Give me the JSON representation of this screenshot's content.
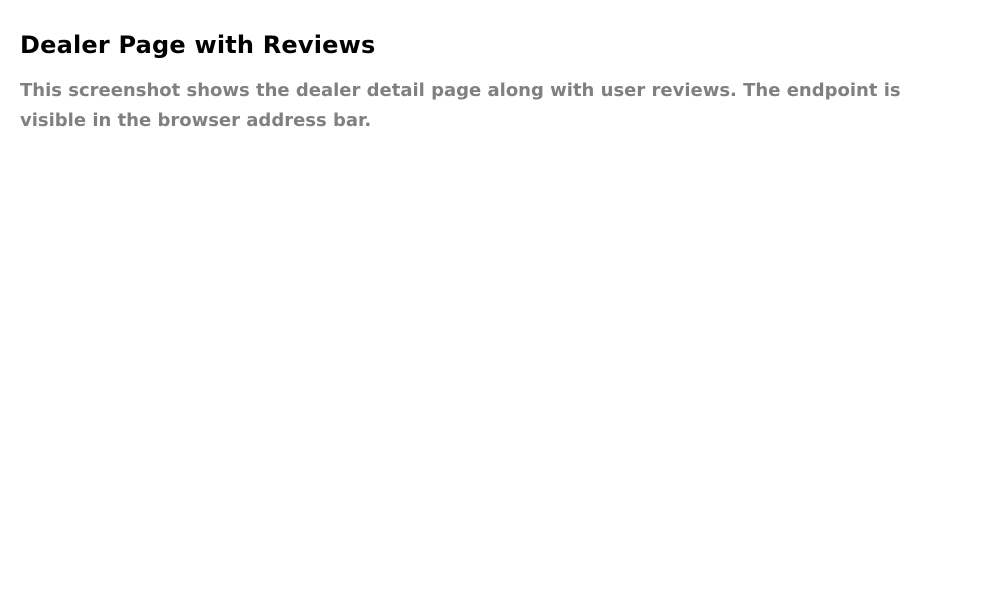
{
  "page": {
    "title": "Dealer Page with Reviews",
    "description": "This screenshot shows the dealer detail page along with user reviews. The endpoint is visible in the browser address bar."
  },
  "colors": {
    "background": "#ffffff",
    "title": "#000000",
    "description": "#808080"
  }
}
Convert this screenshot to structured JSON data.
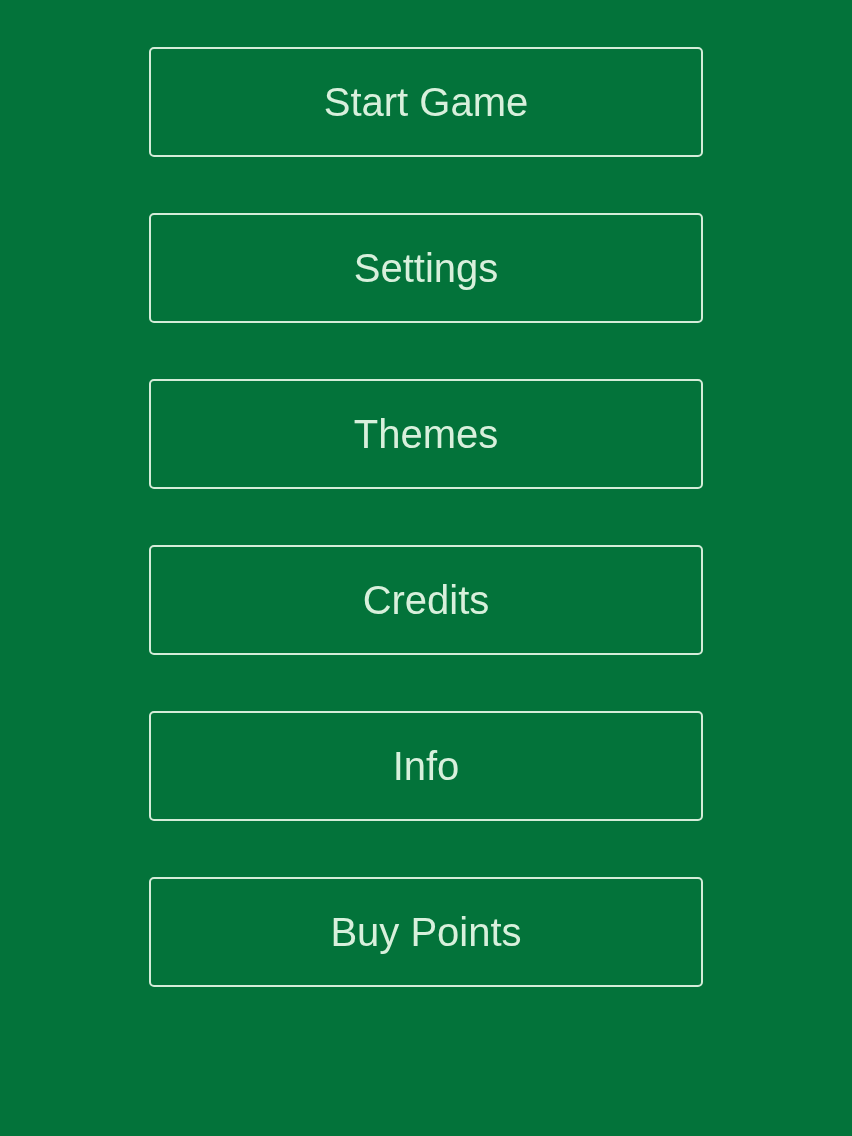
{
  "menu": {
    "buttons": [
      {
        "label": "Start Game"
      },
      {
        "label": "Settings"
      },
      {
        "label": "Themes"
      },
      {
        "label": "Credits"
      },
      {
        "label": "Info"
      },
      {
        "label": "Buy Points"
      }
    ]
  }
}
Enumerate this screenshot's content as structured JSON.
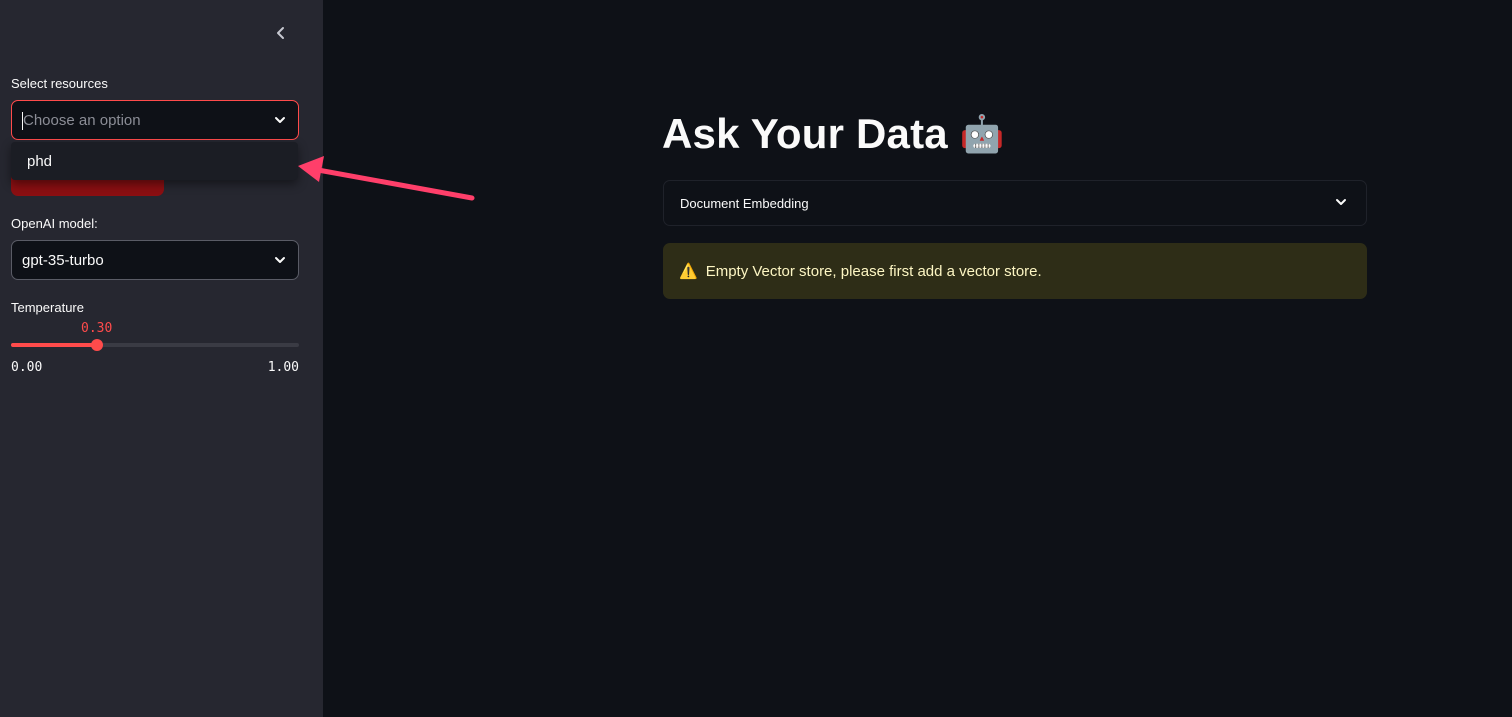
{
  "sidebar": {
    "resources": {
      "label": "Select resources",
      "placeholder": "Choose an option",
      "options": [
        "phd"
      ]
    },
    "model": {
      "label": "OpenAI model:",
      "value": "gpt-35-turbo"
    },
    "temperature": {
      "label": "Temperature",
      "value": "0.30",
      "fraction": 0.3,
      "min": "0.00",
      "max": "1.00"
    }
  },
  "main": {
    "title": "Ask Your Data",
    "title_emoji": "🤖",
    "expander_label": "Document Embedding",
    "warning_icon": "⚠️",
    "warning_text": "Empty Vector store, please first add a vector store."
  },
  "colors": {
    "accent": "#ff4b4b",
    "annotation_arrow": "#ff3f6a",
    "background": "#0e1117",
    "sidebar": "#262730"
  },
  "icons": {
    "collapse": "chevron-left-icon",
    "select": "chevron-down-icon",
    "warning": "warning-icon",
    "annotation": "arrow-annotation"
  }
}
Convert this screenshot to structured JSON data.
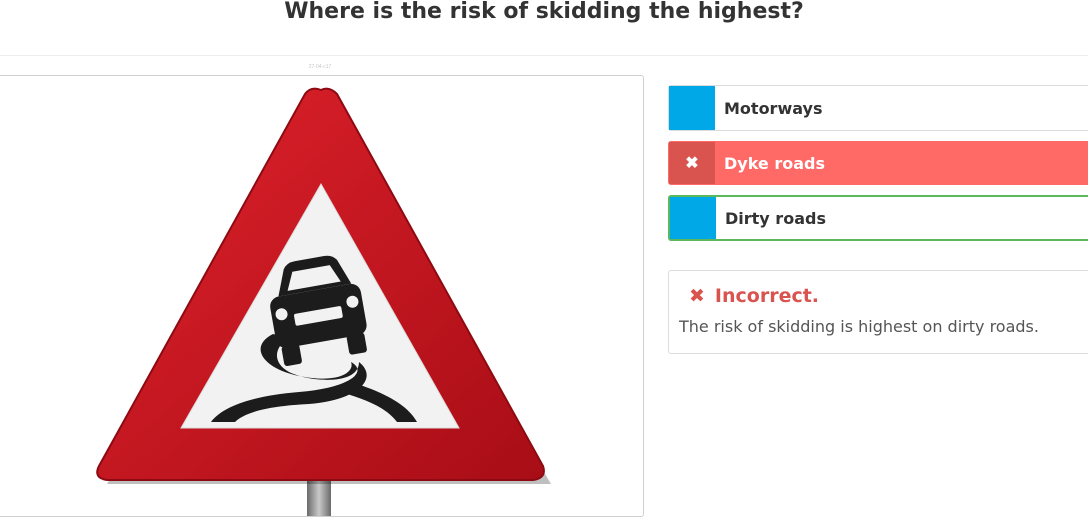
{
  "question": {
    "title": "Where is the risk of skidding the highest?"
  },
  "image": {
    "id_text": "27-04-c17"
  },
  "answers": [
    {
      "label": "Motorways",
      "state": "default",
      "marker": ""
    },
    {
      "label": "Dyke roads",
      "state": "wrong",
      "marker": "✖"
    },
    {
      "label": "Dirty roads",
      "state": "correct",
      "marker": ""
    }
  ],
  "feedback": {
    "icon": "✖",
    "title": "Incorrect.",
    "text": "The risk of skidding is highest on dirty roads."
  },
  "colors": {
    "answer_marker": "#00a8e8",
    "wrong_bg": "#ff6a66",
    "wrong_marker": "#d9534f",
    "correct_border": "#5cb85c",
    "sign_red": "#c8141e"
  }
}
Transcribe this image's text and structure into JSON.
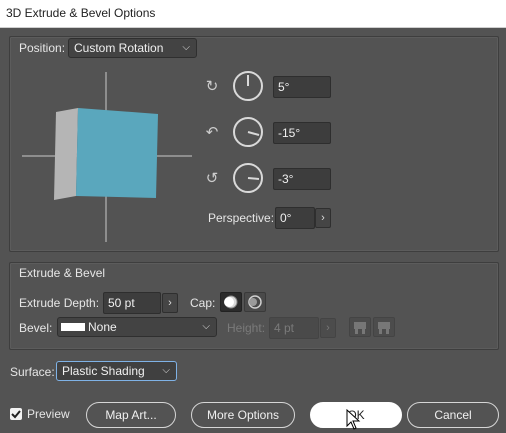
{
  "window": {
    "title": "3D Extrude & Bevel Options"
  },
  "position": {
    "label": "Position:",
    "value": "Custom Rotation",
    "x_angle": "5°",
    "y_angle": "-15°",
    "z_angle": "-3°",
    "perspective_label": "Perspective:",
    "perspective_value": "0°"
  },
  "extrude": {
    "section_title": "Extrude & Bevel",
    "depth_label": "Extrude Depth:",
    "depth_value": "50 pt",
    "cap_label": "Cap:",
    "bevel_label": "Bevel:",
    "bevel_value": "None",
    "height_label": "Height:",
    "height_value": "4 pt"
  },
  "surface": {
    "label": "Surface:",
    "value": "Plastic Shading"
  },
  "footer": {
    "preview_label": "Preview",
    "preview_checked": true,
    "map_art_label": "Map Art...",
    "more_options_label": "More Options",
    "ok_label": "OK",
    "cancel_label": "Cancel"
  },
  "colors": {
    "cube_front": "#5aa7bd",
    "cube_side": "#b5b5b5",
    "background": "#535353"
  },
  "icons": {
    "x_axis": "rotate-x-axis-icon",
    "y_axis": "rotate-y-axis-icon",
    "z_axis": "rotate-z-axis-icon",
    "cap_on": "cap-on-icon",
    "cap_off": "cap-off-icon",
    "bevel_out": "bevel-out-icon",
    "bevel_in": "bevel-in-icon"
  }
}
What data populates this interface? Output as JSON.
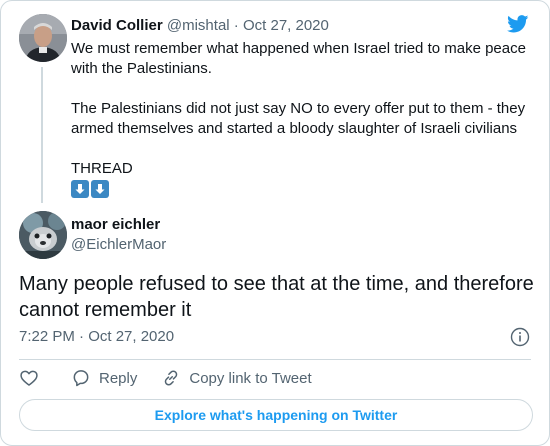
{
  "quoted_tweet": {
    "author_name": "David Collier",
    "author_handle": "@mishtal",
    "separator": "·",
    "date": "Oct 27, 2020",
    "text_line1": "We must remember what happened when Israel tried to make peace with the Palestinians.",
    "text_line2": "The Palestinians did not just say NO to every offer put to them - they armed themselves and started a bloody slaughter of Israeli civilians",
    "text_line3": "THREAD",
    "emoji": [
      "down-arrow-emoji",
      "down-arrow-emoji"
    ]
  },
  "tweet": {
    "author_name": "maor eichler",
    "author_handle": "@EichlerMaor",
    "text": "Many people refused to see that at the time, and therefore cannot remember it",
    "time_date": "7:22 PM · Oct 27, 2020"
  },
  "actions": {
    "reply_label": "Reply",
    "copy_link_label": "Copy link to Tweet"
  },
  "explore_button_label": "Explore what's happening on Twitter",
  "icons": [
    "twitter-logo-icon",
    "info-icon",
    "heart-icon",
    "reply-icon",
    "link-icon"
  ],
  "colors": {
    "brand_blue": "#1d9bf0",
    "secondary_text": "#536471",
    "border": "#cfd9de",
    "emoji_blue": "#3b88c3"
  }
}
================================
Going through the records above, state how many lines carry "highest", with no other text.

FINAL RESULT> 2